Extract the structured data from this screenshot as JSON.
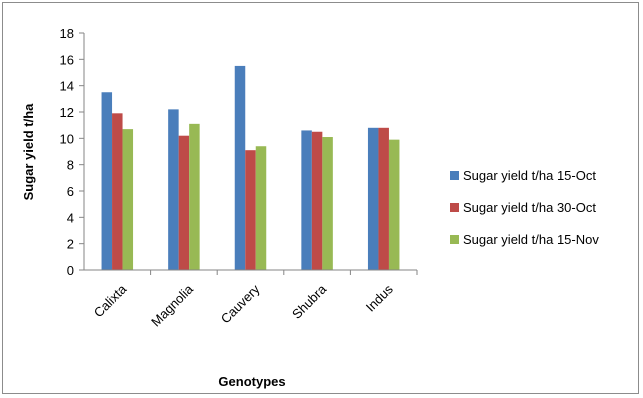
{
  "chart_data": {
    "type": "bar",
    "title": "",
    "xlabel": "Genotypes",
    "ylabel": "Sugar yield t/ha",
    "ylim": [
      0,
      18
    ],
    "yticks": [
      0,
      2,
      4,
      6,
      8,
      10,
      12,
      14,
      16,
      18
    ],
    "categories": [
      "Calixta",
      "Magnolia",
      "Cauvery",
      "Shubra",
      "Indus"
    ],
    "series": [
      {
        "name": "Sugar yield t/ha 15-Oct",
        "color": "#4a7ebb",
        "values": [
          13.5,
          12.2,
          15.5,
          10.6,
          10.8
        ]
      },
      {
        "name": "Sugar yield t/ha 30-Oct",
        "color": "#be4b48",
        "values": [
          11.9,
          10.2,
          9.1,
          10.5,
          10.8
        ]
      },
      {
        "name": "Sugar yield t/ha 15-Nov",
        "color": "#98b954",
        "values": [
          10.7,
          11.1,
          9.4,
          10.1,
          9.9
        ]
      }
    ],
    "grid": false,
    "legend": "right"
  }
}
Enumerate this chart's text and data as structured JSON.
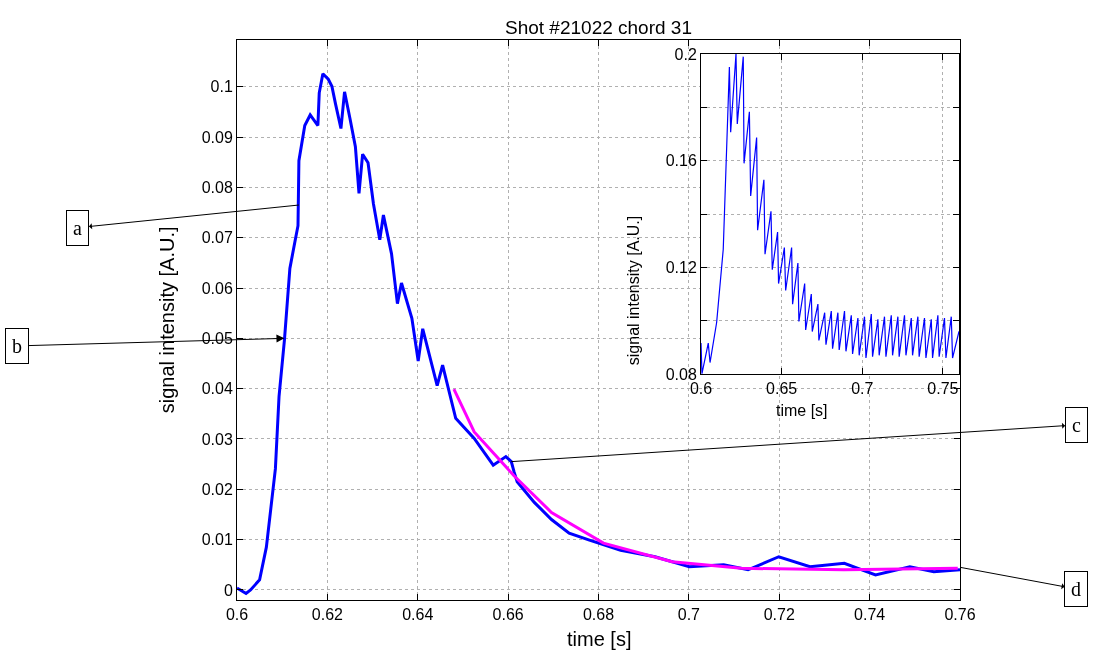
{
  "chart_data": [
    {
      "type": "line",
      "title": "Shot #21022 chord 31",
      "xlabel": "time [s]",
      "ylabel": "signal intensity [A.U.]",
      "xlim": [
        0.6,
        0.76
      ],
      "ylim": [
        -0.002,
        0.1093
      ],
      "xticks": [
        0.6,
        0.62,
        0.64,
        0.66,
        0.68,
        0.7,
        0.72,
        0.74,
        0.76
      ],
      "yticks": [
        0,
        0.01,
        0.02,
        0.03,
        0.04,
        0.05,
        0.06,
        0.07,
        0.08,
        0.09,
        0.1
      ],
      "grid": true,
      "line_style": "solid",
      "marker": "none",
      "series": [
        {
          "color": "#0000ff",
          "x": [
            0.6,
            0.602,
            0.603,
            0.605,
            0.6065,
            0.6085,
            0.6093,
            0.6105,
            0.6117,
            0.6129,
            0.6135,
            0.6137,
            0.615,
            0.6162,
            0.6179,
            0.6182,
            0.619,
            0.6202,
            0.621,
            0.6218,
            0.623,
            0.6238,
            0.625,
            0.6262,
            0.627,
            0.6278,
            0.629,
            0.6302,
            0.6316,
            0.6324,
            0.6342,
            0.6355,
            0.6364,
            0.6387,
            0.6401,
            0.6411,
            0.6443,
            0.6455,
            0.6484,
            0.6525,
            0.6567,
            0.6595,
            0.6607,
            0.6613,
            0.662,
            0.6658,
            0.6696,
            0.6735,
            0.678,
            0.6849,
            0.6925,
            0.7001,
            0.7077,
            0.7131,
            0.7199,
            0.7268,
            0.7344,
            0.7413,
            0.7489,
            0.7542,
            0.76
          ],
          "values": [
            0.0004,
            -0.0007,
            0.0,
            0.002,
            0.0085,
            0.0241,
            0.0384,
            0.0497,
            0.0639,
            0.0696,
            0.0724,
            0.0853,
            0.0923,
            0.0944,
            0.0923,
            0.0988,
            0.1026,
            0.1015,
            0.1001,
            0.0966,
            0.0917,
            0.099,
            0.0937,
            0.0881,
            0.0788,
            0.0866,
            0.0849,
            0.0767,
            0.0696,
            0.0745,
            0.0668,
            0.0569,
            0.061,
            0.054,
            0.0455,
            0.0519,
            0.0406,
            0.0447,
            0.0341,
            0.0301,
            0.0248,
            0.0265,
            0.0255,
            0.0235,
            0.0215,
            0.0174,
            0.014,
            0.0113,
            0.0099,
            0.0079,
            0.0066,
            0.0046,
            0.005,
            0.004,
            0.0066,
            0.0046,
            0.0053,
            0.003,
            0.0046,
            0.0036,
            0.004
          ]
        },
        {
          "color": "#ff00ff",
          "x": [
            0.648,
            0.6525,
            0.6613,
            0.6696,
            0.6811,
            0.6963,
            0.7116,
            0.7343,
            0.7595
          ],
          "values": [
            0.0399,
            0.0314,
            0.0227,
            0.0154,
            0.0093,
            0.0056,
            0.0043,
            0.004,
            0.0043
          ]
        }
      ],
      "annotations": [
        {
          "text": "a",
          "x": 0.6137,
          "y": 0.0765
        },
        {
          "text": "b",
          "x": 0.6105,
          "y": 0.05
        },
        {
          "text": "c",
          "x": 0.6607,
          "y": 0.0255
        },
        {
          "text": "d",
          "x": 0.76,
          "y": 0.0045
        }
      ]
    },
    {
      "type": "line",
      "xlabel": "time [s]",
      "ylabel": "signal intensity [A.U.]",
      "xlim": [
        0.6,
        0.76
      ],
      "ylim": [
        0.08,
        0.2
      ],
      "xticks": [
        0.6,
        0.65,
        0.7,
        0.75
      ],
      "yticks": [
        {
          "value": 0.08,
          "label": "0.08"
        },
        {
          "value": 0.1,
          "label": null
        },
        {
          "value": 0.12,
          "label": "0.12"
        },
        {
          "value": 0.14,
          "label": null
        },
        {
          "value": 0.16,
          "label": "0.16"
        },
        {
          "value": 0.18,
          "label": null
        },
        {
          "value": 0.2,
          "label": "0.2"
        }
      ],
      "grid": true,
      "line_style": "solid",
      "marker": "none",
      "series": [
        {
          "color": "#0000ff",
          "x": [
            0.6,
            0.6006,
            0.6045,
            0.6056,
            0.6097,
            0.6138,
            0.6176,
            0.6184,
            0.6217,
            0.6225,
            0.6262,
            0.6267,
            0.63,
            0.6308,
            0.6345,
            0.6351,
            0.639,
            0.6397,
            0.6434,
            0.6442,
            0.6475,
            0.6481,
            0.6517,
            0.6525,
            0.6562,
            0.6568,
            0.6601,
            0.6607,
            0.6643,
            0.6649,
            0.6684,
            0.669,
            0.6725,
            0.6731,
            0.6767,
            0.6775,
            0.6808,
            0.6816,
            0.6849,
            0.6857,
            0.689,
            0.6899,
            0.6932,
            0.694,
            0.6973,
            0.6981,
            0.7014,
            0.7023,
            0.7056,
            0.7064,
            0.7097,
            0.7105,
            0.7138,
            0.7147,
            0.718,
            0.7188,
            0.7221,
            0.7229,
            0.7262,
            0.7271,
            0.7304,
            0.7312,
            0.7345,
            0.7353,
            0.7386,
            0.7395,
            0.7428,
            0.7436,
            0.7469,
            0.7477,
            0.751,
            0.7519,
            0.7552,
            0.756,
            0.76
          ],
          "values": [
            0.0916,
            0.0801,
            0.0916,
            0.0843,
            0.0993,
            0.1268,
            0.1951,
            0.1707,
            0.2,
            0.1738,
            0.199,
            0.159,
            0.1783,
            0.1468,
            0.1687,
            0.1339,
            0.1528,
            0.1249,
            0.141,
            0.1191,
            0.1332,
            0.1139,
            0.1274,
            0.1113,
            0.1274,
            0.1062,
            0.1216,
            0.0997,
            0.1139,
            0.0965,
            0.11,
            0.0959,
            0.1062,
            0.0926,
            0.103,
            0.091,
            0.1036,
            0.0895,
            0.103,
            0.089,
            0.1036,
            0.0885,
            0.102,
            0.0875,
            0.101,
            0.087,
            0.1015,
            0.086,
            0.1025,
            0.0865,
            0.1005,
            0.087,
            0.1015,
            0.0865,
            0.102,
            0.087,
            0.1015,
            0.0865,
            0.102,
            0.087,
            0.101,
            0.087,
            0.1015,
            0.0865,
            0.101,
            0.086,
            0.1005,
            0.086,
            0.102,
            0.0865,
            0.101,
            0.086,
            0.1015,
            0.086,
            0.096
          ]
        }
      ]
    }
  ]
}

------------------------------------

Skip the pictures and transcribe the rest of the records exactly.

Extract the structured data from this screenshot as JSON.
{
  "chart_data": {
    "type": "bar",
    "title": "",
    "xlabel": "Genotypes",
    "ylabel": "Sugar yield t/ha",
    "ylim": [
      0,
      18
    ],
    "yticks": [
      0,
      2,
      4,
      6,
      8,
      10,
      12,
      14,
      16,
      18
    ],
    "categories": [
      "Calixta",
      "Magnolia",
      "Cauvery",
      "Shubra",
      "Indus"
    ],
    "series": [
      {
        "name": "Sugar yield t/ha 15-Oct",
        "color": "#4a7ebb",
        "values": [
          13.5,
          12.2,
          15.5,
          10.6,
          10.8
        ]
      },
      {
        "name": "Sugar yield t/ha 30-Oct",
        "color": "#be4b48",
        "values": [
          11.9,
          10.2,
          9.1,
          10.5,
          10.8
        ]
      },
      {
        "name": "Sugar yield t/ha 15-Nov",
        "color": "#98b954",
        "values": [
          10.7,
          11.1,
          9.4,
          10.1,
          9.9
        ]
      }
    ],
    "grid": false,
    "legend": "right"
  }
}
Enumerate this chart's text and data as structured JSON.
{
  "chart_data": [
    {
      "type": "line",
      "title": "Shot #21022 chord 31",
      "xlabel": "time [s]",
      "ylabel": "signal intensity [A.U.]",
      "xlim": [
        0.6,
        0.76
      ],
      "ylim": [
        -0.002,
        0.1093
      ],
      "xticks": [
        0.6,
        0.62,
        0.64,
        0.66,
        0.68,
        0.7,
        0.72,
        0.74,
        0.76
      ],
      "yticks": [
        0,
        0.01,
        0.02,
        0.03,
        0.04,
        0.05,
        0.06,
        0.07,
        0.08,
        0.09,
        0.1
      ],
      "grid": true,
      "line_style": "solid",
      "marker": "none",
      "series": [
        {
          "color": "#0000ff",
          "x": [
            0.6,
            0.602,
            0.603,
            0.605,
            0.6065,
            0.6085,
            0.6093,
            0.6105,
            0.6117,
            0.6129,
            0.6135,
            0.6137,
            0.615,
            0.6162,
            0.6179,
            0.6182,
            0.619,
            0.6202,
            0.621,
            0.6218,
            0.623,
            0.6238,
            0.625,
            0.6262,
            0.627,
            0.6278,
            0.629,
            0.6302,
            0.6316,
            0.6324,
            0.6342,
            0.6355,
            0.6364,
            0.6387,
            0.6401,
            0.6411,
            0.6443,
            0.6455,
            0.6484,
            0.6525,
            0.6567,
            0.6595,
            0.6607,
            0.6613,
            0.662,
            0.6658,
            0.6696,
            0.6735,
            0.678,
            0.6849,
            0.6925,
            0.7001,
            0.7077,
            0.7131,
            0.7199,
            0.7268,
            0.7344,
            0.7413,
            0.7489,
            0.7542,
            0.76
          ],
          "values": [
            0.0004,
            -0.0007,
            0.0,
            0.002,
            0.0085,
            0.0241,
            0.0384,
            0.0497,
            0.0639,
            0.0696,
            0.0724,
            0.0853,
            0.0923,
            0.0944,
            0.0923,
            0.0988,
            0.1026,
            0.1015,
            0.1001,
            0.0966,
            0.0917,
            0.099,
            0.0937,
            0.0881,
            0.0788,
            0.0866,
            0.0849,
            0.0767,
            0.0696,
            0.0745,
            0.0668,
            0.0569,
            0.061,
            0.054,
            0.0455,
            0.0519,
            0.0406,
            0.0447,
            0.0341,
            0.0301,
            0.0248,
            0.0265,
            0.0255,
            0.0235,
            0.0215,
            0.0174,
            0.014,
            0.0113,
            0.0099,
            0.0079,
            0.0066,
            0.0046,
            0.005,
            0.004,
            0.0066,
            0.0046,
            0.0053,
            0.003,
            0.0046,
            0.0036,
            0.004
          ]
        },
        {
          "color": "#ff00ff",
          "x": [
            0.648,
            0.6525,
            0.6613,
            0.6696,
            0.6811,
            0.6963,
            0.7116,
            0.7343,
            0.7595
          ],
          "values": [
            0.0399,
            0.0314,
            0.0227,
            0.0154,
            0.0093,
            0.0056,
            0.0043,
            0.004,
            0.0043
          ]
        }
      ],
      "annotations": [
        {
          "text": "a",
          "x": 0.6137,
          "y": 0.0765
        },
        {
          "text": "b",
          "x": 0.6105,
          "y": 0.05
        },
        {
          "text": "c",
          "x": 0.6607,
          "y": 0.0255
        },
        {
          "text": "d",
          "x": 0.76,
          "y": 0.0045
        }
      ]
    },
    {
      "type": "line",
      "xlabel": "time [s]",
      "ylabel": "signal intensity [A.U.]",
      "xlim": [
        0.6,
        0.76
      ],
      "ylim": [
        0.08,
        0.2
      ],
      "xticks": [
        0.6,
        0.65,
        0.7,
        0.75
      ],
      "yticks": [
        {
          "value": 0.08,
          "label": "0.08"
        },
        {
          "value": 0.1,
          "label": null
        },
        {
          "value": 0.12,
          "label": "0.12"
        },
        {
          "value": 0.14,
          "label": null
        },
        {
          "value": 0.16,
          "label": "0.16"
        },
        {
          "value": 0.18,
          "label": null
        },
        {
          "value": 0.2,
          "label": "0.2"
        }
      ],
      "grid": true,
      "line_style": "solid",
      "marker": "none",
      "series": [
        {
          "color": "#0000ff",
          "x": [
            0.6,
            0.6006,
            0.6045,
            0.6056,
            0.6097,
            0.6138,
            0.6176,
            0.6184,
            0.6217,
            0.6225,
            0.6262,
            0.6267,
            0.63,
            0.6308,
            0.6345,
            0.6351,
            0.639,
            0.6397,
            0.6434,
            0.6442,
            0.6475,
            0.6481,
            0.6517,
            0.6525,
            0.6562,
            0.6568,
            0.6601,
            0.6607,
            0.6643,
            0.6649,
            0.6684,
            0.669,
            0.6725,
            0.6731,
            0.6767,
            0.6775,
            0.6808,
            0.6816,
            0.6849,
            0.6857,
            0.689,
            0.6899,
            0.6932,
            0.694,
            0.6973,
            0.6981,
            0.7014,
            0.7023,
            0.7056,
            0.7064,
            0.7097,
            0.7105,
            0.7138,
            0.7147,
            0.718,
            0.7188,
            0.7221,
            0.7229,
            0.7262,
            0.7271,
            0.7304,
            0.7312,
            0.7345,
            0.7353,
            0.7386,
            0.7395,
            0.7428,
            0.7436,
            0.7469,
            0.7477,
            0.751,
            0.7519,
            0.7552,
            0.756,
            0.76
          ],
          "values": [
            0.0916,
            0.0801,
            0.0916,
            0.0843,
            0.0993,
            0.1268,
            0.1951,
            0.1707,
            0.2,
            0.1738,
            0.199,
            0.159,
            0.1783,
            0.1468,
            0.1687,
            0.1339,
            0.1528,
            0.1249,
            0.141,
            0.1191,
            0.1332,
            0.1139,
            0.1274,
            0.1113,
            0.1274,
            0.1062,
            0.1216,
            0.0997,
            0.1139,
            0.0965,
            0.11,
            0.0959,
            0.1062,
            0.0926,
            0.103,
            0.091,
            0.1036,
            0.0895,
            0.103,
            0.089,
            0.1036,
            0.0885,
            0.102,
            0.0875,
            0.101,
            0.087,
            0.1015,
            0.086,
            0.1025,
            0.0865,
            0.1005,
            0.087,
            0.1015,
            0.0865,
            0.102,
            0.087,
            0.1015,
            0.0865,
            0.102,
            0.087,
            0.101,
            0.087,
            0.1015,
            0.0865,
            0.101,
            0.086,
            0.1005,
            0.086,
            0.102,
            0.0865,
            0.101,
            0.086,
            0.1015,
            0.086,
            0.096
          ]
        }
      ]
    }
  ]
}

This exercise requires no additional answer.